_DATA ROWS_:
★ ★ ★ ★ ★ ★ ★

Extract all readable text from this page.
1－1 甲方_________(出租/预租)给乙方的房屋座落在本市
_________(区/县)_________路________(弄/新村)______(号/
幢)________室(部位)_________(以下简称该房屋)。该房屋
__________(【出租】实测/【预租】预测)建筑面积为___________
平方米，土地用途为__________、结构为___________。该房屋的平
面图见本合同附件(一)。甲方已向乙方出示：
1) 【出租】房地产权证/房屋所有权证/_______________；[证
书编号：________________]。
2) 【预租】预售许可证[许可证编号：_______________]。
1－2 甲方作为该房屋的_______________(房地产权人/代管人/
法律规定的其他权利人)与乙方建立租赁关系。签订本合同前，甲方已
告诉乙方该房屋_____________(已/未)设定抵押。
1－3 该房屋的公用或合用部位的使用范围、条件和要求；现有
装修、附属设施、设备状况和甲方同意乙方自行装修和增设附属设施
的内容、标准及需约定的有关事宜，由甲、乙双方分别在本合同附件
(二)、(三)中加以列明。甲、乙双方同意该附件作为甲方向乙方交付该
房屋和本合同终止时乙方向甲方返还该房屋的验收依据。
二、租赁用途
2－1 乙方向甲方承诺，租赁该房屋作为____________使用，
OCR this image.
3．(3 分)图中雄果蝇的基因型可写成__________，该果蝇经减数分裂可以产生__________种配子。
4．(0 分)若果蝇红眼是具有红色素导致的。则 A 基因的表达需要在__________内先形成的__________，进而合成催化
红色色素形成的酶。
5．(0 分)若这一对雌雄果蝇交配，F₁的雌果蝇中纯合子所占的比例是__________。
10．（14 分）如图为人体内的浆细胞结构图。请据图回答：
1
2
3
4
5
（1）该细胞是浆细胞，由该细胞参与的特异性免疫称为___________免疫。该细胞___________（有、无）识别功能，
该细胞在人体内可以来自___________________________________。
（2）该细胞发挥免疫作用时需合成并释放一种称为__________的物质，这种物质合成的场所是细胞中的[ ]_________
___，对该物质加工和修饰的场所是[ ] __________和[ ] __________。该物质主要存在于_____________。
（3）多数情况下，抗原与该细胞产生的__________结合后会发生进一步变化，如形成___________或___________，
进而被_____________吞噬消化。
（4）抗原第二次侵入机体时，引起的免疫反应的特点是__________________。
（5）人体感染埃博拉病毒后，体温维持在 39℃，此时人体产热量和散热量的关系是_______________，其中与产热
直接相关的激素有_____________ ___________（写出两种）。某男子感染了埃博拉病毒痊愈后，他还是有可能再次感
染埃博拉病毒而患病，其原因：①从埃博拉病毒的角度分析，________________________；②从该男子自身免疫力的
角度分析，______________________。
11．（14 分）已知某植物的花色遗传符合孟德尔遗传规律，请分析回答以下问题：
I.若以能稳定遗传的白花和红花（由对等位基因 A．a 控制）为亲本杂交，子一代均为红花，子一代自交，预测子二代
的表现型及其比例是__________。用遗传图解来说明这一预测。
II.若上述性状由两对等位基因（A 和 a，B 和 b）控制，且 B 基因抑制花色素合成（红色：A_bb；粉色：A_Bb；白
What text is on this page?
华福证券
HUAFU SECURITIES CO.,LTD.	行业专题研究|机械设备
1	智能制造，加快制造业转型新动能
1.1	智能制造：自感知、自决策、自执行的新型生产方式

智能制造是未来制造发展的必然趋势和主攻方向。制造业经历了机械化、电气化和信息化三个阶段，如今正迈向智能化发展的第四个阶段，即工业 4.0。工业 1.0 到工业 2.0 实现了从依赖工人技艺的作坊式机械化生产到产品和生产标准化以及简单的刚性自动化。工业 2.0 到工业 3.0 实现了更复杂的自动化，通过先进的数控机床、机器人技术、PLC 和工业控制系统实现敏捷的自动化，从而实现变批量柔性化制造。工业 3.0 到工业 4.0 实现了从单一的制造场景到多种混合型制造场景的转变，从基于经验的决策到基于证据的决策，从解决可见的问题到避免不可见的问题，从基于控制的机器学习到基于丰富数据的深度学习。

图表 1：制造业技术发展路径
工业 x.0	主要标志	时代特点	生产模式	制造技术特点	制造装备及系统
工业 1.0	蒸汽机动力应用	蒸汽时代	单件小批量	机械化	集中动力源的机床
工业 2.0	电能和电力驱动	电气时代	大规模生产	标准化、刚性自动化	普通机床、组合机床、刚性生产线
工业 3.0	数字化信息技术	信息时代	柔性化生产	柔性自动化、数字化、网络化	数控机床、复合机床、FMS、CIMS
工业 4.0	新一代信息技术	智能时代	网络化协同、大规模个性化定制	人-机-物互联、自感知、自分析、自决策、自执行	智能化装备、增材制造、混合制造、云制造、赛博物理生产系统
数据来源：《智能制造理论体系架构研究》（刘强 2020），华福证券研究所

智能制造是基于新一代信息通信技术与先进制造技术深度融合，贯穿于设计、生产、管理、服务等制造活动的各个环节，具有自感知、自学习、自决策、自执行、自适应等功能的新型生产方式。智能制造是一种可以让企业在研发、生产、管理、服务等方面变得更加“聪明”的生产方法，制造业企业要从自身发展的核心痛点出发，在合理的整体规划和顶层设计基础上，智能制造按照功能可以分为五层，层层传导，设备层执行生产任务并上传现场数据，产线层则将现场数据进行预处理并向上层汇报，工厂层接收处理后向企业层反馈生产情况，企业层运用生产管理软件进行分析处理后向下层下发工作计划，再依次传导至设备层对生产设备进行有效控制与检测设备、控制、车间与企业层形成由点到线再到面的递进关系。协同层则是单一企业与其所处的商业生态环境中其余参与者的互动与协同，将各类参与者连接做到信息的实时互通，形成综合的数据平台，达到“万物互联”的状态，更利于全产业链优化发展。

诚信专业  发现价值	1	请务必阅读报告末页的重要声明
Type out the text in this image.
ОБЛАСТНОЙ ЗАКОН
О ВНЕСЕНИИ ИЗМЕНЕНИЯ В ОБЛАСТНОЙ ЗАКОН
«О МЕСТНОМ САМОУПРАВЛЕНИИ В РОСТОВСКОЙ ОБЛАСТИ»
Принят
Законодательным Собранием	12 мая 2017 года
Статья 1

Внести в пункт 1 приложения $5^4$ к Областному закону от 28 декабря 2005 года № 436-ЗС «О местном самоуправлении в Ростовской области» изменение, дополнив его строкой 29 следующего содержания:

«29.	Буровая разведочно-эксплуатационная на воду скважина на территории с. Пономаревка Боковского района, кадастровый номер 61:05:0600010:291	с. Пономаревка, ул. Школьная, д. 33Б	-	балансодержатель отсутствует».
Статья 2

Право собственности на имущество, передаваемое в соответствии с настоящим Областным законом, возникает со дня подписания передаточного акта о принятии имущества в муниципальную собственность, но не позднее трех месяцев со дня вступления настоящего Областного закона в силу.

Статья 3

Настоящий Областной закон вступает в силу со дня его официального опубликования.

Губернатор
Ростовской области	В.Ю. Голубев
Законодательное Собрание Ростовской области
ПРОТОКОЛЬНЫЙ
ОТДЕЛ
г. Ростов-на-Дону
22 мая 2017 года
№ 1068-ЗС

★ ★ ★ ★ ★ ★ ★

_INSTRUCTION_: Output exactly the lines from the one containing "Type out the text in this image." through the last line of the entries, both ends included.

_WRITTEN SOLUTION_:
Type out the text in this image.
ОБЛАСТНОЙ ЗАКОН
О ВНЕСЕНИИ ИЗМЕНЕНИЯ В ОБЛАСТНОЙ ЗАКОН
«О МЕСТНОМ САМОУПРАВЛЕНИИ В РОСТОВСКОЙ ОБЛАСТИ»
Принят
Законодательным Собранием	12 мая 2017 года
Статья 1

Внести в пункт 1 приложения $5^4$ к Областному закону от 28 декабря 2005 года № 436-ЗС «О местном самоуправлении в Ростовской области» изменение, дополнив его строкой 29 следующего содержания:

«29.	Буровая разведочно-эксплуатационная на воду скважина на территории с. Пономаревка Боковского района, кадастровый номер 61:05:0600010:291	с. Пономаревка, ул. Школьная, д. 33Б	-	балансодержатель отсутствует».
Статья 2

Право собственности на имущество, передаваемое в соответствии с настоящим Областным законом, возникает со дня подписания передаточного акта о принятии имущества в муниципальную собственность, но не позднее трех месяцев со дня вступления настоящего Областного закона в силу.

Статья 3

Настоящий Областной закон вступает в силу со дня его официального опубликования.

Губернатор
Ростовской области	В.Ю. Голубев
Законодательное Собрание Ростовской области
ПРОТОКОЛЬНЫЙ
ОТДЕЛ
г. Ростов-на-Дону
22 мая 2017 года
№ 1068-ЗС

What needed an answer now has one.